→ **Collection entries**:
________
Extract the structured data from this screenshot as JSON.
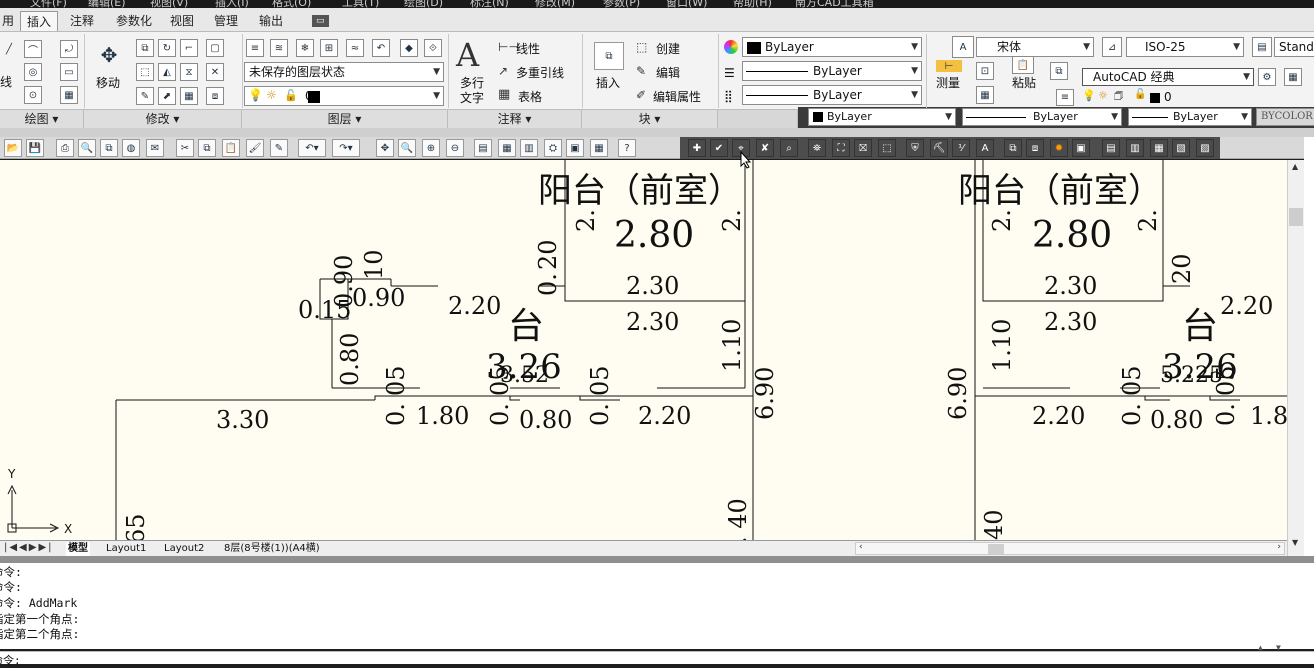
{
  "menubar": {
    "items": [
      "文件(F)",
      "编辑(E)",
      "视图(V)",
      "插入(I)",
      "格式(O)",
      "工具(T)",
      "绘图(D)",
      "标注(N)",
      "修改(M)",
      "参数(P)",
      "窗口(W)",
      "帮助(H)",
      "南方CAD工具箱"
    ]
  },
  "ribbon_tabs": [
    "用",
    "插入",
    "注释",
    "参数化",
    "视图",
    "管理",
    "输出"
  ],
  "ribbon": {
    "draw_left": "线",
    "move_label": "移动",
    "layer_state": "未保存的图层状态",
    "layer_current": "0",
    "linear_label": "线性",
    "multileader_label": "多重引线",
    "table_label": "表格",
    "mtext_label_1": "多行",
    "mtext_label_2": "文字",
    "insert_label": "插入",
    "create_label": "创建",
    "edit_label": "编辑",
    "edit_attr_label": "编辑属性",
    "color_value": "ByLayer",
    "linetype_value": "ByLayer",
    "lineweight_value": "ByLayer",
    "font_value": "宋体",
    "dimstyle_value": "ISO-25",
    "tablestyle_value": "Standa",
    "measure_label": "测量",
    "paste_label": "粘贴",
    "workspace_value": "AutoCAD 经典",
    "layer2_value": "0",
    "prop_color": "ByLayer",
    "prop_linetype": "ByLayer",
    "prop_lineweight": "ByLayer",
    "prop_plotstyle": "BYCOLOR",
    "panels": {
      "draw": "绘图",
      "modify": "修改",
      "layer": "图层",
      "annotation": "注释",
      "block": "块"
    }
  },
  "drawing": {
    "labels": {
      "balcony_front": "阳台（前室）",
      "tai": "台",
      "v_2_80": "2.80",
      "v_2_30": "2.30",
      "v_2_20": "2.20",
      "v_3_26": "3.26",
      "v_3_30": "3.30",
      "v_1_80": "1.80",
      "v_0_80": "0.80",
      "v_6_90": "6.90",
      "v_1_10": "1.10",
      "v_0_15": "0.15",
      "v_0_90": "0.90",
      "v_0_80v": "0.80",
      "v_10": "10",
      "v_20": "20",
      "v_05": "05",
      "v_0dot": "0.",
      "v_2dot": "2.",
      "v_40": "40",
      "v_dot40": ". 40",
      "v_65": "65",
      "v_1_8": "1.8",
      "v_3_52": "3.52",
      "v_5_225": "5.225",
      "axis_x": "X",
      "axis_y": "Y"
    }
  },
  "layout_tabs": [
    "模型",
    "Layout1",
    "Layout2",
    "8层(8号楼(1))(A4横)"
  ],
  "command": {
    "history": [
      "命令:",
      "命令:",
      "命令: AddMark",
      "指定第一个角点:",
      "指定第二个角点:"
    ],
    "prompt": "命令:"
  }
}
________
Reproduce each line of the records exactly, and omit every picture.

Extract the structured data from this screenshot as JSON.
{
  "menubar": {
    "items": [
      "文件(F)",
      "编辑(E)",
      "视图(V)",
      "插入(I)",
      "格式(O)",
      "工具(T)",
      "绘图(D)",
      "标注(N)",
      "修改(M)",
      "参数(P)",
      "窗口(W)",
      "帮助(H)",
      "南方CAD工具箱"
    ]
  },
  "ribbon_tabs": [
    "用",
    "插入",
    "注释",
    "参数化",
    "视图",
    "管理",
    "输出"
  ],
  "ribbon": {
    "draw_left": "线",
    "move_label": "移动",
    "layer_state": "未保存的图层状态",
    "layer_current": "0",
    "linear_label": "线性",
    "multileader_label": "多重引线",
    "table_label": "表格",
    "mtext_label_1": "多行",
    "mtext_label_2": "文字",
    "insert_label": "插入",
    "create_label": "创建",
    "edit_label": "编辑",
    "edit_attr_label": "编辑属性",
    "color_value": "ByLayer",
    "linetype_value": "ByLayer",
    "lineweight_value": "ByLayer",
    "font_value": "宋体",
    "dimstyle_value": "ISO-25",
    "tablestyle_value": "Standa",
    "measure_label": "测量",
    "paste_label": "粘贴",
    "workspace_value": "AutoCAD 经典",
    "layer2_value": "0",
    "prop_color": "ByLayer",
    "prop_linetype": "ByLayer",
    "prop_lineweight": "ByLayer",
    "prop_plotstyle": "BYCOLOR",
    "panels": {
      "draw": "绘图",
      "modify": "修改",
      "layer": "图层",
      "annotation": "注释",
      "block": "块"
    }
  },
  "drawing": {
    "labels": {
      "balcony_front": "阳台（前室）",
      "tai": "台",
      "v_2_80": "2.80",
      "v_2_30": "2.30",
      "v_2_20": "2.20",
      "v_3_26": "3.26",
      "v_3_30": "3.30",
      "v_1_80": "1.80",
      "v_0_80": "0.80",
      "v_6_90": "6.90",
      "v_1_10": "1.10",
      "v_0_15": "0.15",
      "v_0_90": "0.90",
      "v_0_80v": "0.80",
      "v_10": "10",
      "v_20": "20",
      "v_05": "05",
      "v_0dot": "0.",
      "v_2dot": "2.",
      "v_40": "40",
      "v_dot40": ". 40",
      "v_65": "65",
      "v_1_8": "1.8",
      "v_3_52": "3.52",
      "v_5_225": "5.225",
      "axis_x": "X",
      "axis_y": "Y"
    }
  },
  "layout_tabs": [
    "模型",
    "Layout1",
    "Layout2",
    "8层(8号楼(1))(A4横)"
  ],
  "command": {
    "history": [
      "命令:",
      "命令:",
      "命令: AddMark",
      "指定第一个角点:",
      "指定第二个角点:"
    ],
    "prompt": "命令:"
  }
}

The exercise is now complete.